───── ENTRIES PROVIDED
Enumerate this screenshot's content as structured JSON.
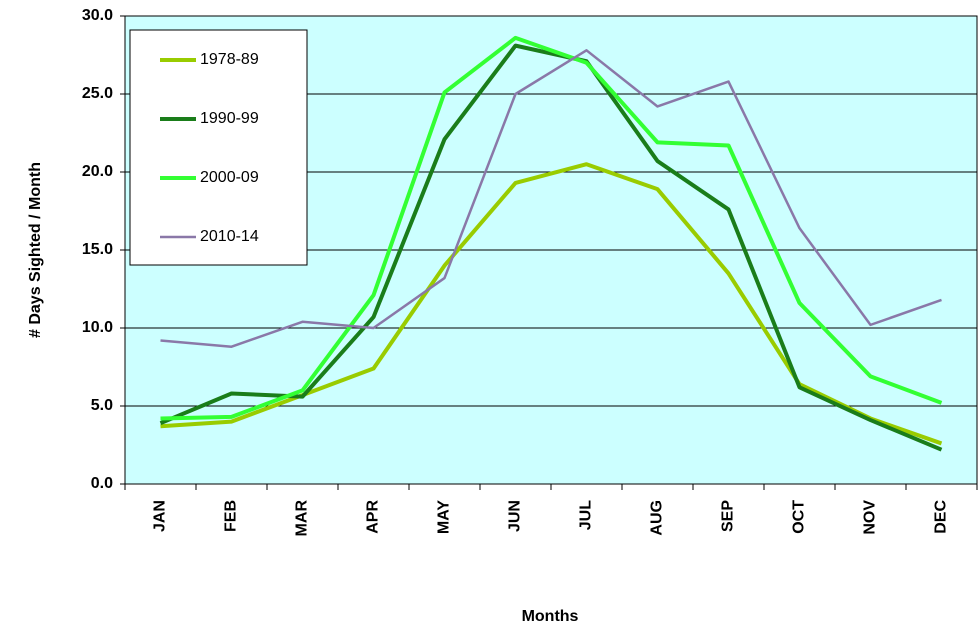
{
  "chart_data": {
    "type": "line",
    "x_label": "Months",
    "y_label": "# Days Sighted / Month",
    "categories": [
      "JAN",
      "FEB",
      "MAR",
      "APR",
      "MAY",
      "JUN",
      "JUL",
      "AUG",
      "SEP",
      "OCT",
      "NOV",
      "DEC"
    ],
    "series": [
      {
        "name": "1978-89",
        "color": "#99cc00",
        "width": 4,
        "values": [
          3.7,
          4.0,
          5.7,
          7.4,
          14.0,
          19.3,
          20.5,
          18.9,
          13.5,
          6.4,
          4.2,
          2.6
        ]
      },
      {
        "name": "1990-99",
        "color": "#1a7d1a",
        "width": 4,
        "values": [
          3.9,
          5.8,
          5.6,
          10.7,
          22.1,
          28.1,
          27.1,
          20.7,
          17.6,
          6.2,
          4.1,
          2.2
        ]
      },
      {
        "name": "2000-09",
        "color": "#33ff33",
        "width": 4,
        "values": [
          4.2,
          4.3,
          6.0,
          12.1,
          25.1,
          28.6,
          27.0,
          21.9,
          21.7,
          11.6,
          6.9,
          5.2
        ]
      },
      {
        "name": "2010-14",
        "color": "#8a78a8",
        "width": 2.5,
        "values": [
          9.2,
          8.8,
          10.4,
          10.0,
          13.2,
          25.0,
          27.8,
          24.2,
          25.8,
          16.4,
          10.2,
          11.8
        ]
      }
    ],
    "ylim": [
      0,
      30
    ],
    "yticks": [
      {
        "value": 0,
        "label": "0.0"
      },
      {
        "value": 5,
        "label": "5.0"
      },
      {
        "value": 10,
        "label": "10.0"
      },
      {
        "value": 15,
        "label": "15.0"
      },
      {
        "value": 20,
        "label": "20.0"
      },
      {
        "value": 25,
        "label": "25.0"
      },
      {
        "value": 30,
        "label": "30.0"
      }
    ],
    "grid": true,
    "legend": "upper left",
    "background": "#ccffff"
  }
}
──────────
* _GIVEN INSTRUCTION_: Report only the number of lines in the data above that contain "name".

* _RESULT FOR THIS TASK_: 4